* _PROBLEM TO WORK ON_: Reproduce every line of the listing below without alteration, leaving out the pictures.

* _PROVIDED MATERIAL_:

★ ★ ★

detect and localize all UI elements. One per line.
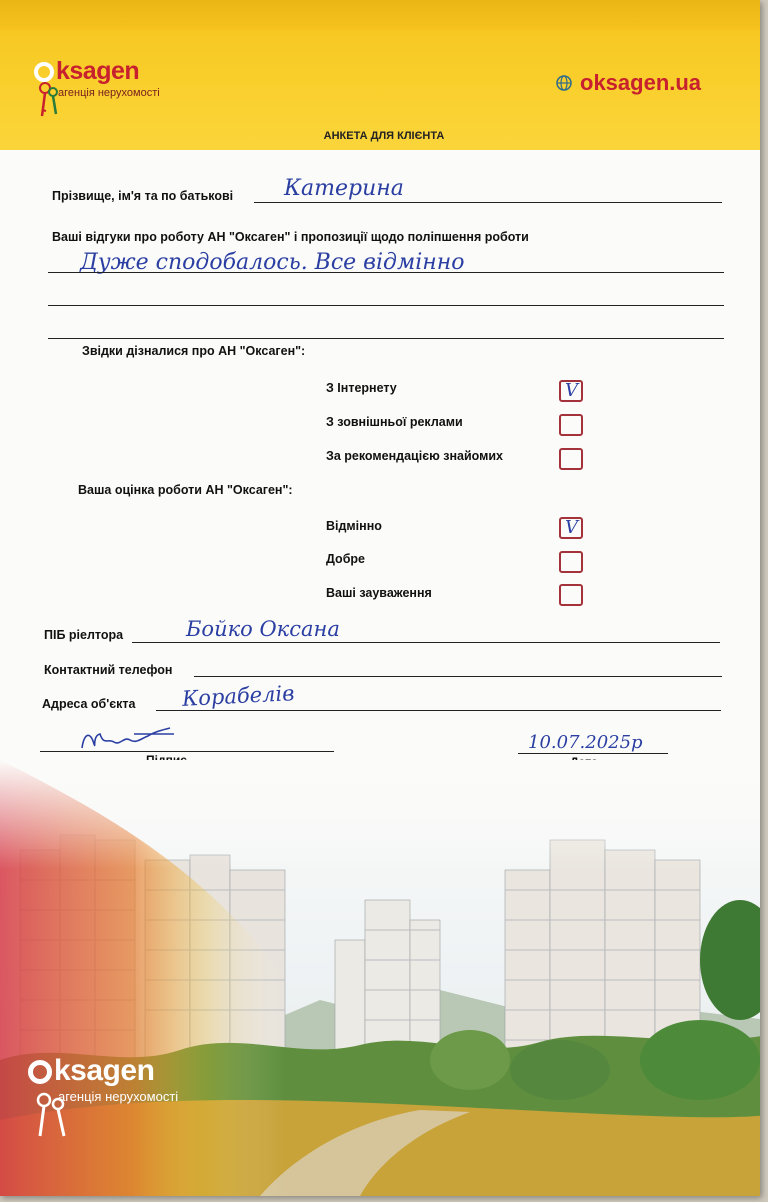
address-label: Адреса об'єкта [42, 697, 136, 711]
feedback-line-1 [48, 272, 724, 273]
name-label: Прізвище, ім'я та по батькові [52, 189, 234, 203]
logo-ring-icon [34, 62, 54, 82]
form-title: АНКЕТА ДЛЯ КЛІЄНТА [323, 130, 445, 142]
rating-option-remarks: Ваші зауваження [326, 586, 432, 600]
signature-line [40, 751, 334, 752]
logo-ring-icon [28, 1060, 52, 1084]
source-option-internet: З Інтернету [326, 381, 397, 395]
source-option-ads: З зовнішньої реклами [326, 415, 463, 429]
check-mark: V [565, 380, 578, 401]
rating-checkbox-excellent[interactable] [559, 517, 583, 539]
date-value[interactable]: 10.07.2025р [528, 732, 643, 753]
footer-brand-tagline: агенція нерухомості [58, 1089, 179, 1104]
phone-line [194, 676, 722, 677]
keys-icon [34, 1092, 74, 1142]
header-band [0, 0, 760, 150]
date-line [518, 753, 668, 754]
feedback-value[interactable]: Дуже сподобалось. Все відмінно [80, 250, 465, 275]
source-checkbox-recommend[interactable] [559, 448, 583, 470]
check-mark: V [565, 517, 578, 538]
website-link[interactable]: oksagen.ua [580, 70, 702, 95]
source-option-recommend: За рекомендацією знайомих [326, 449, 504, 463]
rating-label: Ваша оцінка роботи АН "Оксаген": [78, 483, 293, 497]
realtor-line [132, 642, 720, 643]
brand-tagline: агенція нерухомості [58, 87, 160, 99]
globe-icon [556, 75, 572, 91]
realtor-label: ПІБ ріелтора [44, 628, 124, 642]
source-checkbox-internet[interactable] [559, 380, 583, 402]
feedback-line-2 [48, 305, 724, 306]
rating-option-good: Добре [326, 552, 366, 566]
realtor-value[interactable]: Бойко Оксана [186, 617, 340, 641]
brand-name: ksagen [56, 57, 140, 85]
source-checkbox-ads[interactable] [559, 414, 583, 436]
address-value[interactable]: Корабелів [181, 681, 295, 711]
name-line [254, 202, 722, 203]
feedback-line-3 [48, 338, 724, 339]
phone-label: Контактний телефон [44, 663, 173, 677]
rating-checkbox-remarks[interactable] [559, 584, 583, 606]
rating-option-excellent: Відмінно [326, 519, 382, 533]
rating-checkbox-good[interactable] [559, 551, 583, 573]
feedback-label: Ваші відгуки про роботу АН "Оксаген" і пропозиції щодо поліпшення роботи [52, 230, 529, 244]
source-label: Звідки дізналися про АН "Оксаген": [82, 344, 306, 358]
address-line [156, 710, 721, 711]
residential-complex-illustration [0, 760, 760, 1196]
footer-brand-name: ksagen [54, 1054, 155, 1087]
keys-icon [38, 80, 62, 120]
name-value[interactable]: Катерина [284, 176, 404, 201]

★ ★ ★

* _THE RESPONSE_:
detect and localize all UI elements. One per line.
address-label: Адреса об'єкта [42, 697, 136, 711]
feedback-line-1 [48, 272, 724, 273]
name-label: Прізвище, ім'я та по батькові [52, 189, 234, 203]
logo-ring-icon [34, 62, 54, 82]
form-title: АНКЕТА ДЛЯ КЛІЄНТА [323, 130, 445, 142]
rating-option-remarks: Ваші зауваження [326, 586, 432, 600]
signature-line [40, 751, 334, 752]
logo-ring-icon [28, 1060, 52, 1084]
source-option-internet: З Інтернету [326, 381, 397, 395]
source-option-ads: З зовнішньої реклами [326, 415, 463, 429]
check-mark: V [565, 380, 578, 401]
rating-checkbox-excellent[interactable] [559, 517, 583, 539]
date-value[interactable]: 10.07.2025р [528, 732, 643, 753]
footer-brand-tagline: агенція нерухомості [58, 1089, 179, 1104]
phone-line [194, 676, 722, 677]
keys-icon [34, 1092, 74, 1142]
header-band [0, 0, 760, 150]
date-line [518, 753, 668, 754]
feedback-value[interactable]: Дуже сподобалось. Все відмінно [80, 250, 465, 275]
source-checkbox-recommend[interactable] [559, 448, 583, 470]
check-mark: V [565, 517, 578, 538]
website-link[interactable]: oksagen.ua [580, 70, 702, 95]
source-option-recommend: За рекомендацією знайомих [326, 449, 504, 463]
rating-label: Ваша оцінка роботи АН "Оксаген": [78, 483, 293, 497]
realtor-line [132, 642, 720, 643]
brand-tagline: агенція нерухомості [58, 87, 160, 99]
globe-icon [556, 75, 572, 91]
realtor-label: ПІБ ріелтора [44, 628, 124, 642]
source-checkbox-internet[interactable] [559, 380, 583, 402]
feedback-line-2 [48, 305, 724, 306]
rating-option-good: Добре [326, 552, 366, 566]
realtor-value[interactable]: Бойко Оксана [186, 617, 340, 641]
brand-name: ksagen [56, 57, 140, 85]
source-checkbox-ads[interactable] [559, 414, 583, 436]
address-value[interactable]: Корабелів [181, 681, 295, 711]
name-line [254, 202, 722, 203]
feedback-line-3 [48, 338, 724, 339]
phone-label: Контактний телефон [44, 663, 173, 677]
rating-checkbox-remarks[interactable] [559, 584, 583, 606]
rating-option-excellent: Відмінно [326, 519, 382, 533]
rating-checkbox-good[interactable] [559, 551, 583, 573]
feedback-label: Ваші відгуки про роботу АН "Оксаген" і пропозиції щодо поліпшення роботи [52, 230, 529, 244]
source-label: Звідки дізналися про АН "Оксаген": [82, 344, 306, 358]
address-line [156, 710, 721, 711]
residential-complex-illustration [0, 760, 760, 1196]
footer-brand-name: ksagen [54, 1054, 155, 1087]
keys-icon [38, 80, 62, 120]
name-value[interactable]: Катерина [284, 176, 404, 201]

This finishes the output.